## BRIEF
Check every line below for the word "name" and show those that hold it.
-------- DATA SHOWN --------
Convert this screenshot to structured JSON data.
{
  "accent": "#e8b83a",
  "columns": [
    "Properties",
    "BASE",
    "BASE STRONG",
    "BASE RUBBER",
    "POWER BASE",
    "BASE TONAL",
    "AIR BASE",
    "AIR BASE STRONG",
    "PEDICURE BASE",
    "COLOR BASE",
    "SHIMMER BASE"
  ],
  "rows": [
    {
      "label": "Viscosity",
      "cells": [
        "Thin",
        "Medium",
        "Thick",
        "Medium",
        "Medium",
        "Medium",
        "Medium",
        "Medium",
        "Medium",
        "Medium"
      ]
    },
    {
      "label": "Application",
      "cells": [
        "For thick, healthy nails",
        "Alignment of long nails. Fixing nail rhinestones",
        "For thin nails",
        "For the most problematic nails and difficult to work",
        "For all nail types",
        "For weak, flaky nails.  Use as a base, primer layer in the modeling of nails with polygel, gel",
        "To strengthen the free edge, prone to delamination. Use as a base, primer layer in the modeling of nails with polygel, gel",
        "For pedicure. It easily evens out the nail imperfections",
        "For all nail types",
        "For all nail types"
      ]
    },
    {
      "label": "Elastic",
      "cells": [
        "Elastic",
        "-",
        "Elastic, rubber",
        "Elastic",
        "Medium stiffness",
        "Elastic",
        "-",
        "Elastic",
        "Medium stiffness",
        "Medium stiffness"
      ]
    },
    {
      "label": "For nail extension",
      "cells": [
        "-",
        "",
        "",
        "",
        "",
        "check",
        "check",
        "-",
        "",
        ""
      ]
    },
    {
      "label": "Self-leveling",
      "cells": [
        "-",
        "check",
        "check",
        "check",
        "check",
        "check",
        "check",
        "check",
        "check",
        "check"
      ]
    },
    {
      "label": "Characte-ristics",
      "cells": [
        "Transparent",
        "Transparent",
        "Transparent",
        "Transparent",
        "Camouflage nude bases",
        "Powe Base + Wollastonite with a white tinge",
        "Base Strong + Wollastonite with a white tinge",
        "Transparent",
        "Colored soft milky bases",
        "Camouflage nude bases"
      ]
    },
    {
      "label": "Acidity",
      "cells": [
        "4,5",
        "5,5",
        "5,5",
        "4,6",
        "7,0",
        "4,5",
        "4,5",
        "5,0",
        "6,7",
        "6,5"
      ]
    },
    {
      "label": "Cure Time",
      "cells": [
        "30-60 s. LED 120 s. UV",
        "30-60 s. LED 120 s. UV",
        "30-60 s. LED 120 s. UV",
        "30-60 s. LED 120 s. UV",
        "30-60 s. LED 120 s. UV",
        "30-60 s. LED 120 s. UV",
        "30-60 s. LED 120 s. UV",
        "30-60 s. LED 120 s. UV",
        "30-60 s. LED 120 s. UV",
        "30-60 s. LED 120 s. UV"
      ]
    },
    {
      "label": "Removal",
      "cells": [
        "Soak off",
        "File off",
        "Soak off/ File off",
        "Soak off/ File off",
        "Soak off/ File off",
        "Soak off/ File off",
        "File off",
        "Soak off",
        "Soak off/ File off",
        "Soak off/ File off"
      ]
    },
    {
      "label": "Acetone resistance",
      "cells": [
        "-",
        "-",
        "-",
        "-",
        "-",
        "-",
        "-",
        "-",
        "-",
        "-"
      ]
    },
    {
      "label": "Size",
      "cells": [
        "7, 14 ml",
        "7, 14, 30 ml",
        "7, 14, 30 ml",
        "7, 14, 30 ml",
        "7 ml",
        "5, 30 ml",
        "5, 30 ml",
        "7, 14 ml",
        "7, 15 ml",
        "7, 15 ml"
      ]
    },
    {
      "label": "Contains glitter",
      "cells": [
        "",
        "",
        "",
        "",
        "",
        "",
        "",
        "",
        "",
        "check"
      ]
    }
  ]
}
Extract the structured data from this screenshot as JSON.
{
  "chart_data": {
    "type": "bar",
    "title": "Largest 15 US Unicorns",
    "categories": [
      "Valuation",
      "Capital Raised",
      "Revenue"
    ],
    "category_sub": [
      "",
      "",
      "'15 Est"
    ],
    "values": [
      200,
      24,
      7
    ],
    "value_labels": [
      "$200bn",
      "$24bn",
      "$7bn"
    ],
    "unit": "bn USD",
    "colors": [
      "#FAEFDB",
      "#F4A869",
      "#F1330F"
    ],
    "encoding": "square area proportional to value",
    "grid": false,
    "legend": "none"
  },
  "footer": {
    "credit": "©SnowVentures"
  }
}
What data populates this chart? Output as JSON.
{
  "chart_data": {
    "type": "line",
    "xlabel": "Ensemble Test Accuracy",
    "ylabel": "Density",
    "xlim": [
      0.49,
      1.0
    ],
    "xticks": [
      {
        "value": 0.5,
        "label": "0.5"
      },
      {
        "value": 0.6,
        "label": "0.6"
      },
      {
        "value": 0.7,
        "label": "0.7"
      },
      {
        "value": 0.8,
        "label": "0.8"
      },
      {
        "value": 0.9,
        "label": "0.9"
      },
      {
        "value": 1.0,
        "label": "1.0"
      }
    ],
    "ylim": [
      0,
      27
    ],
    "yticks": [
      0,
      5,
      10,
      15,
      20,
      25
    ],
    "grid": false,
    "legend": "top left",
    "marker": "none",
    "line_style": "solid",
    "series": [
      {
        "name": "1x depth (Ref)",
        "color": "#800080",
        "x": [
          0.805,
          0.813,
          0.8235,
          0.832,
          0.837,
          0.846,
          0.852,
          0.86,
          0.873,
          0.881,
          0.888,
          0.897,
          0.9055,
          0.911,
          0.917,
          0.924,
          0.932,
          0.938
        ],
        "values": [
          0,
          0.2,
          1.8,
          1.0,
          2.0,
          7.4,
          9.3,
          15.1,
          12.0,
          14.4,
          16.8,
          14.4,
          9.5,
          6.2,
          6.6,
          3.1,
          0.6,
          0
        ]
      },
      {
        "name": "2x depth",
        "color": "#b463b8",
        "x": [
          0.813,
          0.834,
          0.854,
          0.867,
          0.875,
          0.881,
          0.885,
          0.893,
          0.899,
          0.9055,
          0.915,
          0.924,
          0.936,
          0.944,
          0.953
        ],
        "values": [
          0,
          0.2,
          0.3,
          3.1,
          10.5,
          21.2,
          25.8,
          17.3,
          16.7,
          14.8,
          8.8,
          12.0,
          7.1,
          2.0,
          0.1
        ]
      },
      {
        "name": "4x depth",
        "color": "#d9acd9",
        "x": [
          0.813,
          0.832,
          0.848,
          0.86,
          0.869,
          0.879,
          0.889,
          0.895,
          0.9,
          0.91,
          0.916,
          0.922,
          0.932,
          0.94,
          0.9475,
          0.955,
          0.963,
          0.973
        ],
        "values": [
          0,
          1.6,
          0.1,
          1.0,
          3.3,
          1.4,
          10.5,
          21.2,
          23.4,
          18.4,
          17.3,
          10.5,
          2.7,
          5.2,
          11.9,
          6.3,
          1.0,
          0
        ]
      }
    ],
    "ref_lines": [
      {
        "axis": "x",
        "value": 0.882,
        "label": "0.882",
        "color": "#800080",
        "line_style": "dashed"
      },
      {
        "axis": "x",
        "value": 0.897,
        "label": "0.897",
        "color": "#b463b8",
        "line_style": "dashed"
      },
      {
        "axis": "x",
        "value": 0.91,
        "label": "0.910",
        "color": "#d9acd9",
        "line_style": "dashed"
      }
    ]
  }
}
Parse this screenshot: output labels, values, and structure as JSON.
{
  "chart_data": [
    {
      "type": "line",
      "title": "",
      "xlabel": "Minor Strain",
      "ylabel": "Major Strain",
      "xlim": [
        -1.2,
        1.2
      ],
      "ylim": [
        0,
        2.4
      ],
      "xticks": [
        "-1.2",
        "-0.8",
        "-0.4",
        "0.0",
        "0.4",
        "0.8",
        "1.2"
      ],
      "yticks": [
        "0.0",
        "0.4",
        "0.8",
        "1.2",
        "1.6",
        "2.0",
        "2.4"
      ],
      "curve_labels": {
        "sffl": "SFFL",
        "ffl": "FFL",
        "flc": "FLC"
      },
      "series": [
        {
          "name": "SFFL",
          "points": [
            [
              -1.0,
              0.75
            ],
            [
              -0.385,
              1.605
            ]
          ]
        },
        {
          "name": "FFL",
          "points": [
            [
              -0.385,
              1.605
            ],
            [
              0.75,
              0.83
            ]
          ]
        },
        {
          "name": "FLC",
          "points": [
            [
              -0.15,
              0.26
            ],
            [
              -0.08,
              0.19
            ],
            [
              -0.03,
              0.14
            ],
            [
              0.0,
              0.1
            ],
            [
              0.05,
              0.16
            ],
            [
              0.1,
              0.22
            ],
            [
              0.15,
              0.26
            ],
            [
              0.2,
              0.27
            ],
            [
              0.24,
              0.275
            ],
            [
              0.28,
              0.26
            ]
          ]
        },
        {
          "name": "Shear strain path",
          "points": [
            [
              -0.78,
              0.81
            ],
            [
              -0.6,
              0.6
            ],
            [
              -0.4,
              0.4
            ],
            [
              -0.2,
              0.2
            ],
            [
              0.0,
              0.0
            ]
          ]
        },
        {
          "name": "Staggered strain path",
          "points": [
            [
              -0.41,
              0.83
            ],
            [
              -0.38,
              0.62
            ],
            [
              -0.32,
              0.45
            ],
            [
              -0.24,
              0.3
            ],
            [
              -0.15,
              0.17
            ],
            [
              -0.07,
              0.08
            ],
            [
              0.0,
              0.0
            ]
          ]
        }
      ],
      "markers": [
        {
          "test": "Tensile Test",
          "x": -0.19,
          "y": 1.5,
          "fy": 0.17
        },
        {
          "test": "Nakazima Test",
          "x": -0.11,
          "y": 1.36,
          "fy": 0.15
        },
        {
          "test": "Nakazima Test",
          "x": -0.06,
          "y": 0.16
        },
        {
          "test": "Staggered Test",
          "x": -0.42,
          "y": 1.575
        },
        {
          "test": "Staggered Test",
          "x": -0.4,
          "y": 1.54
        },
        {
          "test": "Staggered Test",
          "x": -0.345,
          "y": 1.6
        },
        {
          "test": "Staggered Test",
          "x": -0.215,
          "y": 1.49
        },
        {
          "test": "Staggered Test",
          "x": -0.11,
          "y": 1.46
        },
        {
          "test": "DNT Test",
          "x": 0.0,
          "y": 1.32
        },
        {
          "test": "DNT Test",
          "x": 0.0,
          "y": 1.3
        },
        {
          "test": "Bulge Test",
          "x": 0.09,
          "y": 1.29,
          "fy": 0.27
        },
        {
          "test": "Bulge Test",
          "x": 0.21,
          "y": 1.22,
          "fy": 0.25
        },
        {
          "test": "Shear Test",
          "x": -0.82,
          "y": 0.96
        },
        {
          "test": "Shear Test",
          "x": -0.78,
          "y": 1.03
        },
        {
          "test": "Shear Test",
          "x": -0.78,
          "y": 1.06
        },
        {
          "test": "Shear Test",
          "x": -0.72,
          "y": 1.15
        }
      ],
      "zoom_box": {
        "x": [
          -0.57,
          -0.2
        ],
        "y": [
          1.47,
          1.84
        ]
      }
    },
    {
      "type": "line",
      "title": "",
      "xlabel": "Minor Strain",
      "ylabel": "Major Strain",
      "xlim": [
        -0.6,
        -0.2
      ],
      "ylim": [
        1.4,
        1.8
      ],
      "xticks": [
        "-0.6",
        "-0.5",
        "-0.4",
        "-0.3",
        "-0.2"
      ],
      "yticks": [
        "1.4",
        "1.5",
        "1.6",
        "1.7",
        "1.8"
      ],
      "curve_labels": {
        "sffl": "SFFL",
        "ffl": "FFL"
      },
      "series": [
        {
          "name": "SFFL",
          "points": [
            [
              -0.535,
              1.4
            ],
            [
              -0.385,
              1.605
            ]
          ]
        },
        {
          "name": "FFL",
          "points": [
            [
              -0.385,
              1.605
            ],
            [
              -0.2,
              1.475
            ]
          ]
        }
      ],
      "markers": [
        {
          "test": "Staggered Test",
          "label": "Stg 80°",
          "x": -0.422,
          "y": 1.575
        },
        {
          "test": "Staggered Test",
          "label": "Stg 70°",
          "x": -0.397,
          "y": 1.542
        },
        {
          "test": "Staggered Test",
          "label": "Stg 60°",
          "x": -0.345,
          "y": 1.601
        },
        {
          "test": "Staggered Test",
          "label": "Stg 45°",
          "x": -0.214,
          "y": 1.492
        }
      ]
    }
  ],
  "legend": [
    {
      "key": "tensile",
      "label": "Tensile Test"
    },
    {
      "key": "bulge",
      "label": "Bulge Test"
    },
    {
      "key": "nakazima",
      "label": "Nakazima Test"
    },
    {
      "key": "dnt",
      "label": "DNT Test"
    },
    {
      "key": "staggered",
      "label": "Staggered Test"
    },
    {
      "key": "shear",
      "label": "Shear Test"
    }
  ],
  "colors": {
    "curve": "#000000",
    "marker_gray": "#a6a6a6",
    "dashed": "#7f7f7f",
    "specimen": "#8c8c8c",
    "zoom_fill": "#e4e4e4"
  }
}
--------
## REPLY TO THE TASK
        "name": "1x depth (Ref)",
        "name": "2x depth",
        "name": "4x depth",
          "name": "SFFL",
          "name": "FFL",
          "name": "FLC",
          "name": "Shear strain path",
          "name": "Staggered strain path",
          "name": "SFFL",
          "name": "FFL",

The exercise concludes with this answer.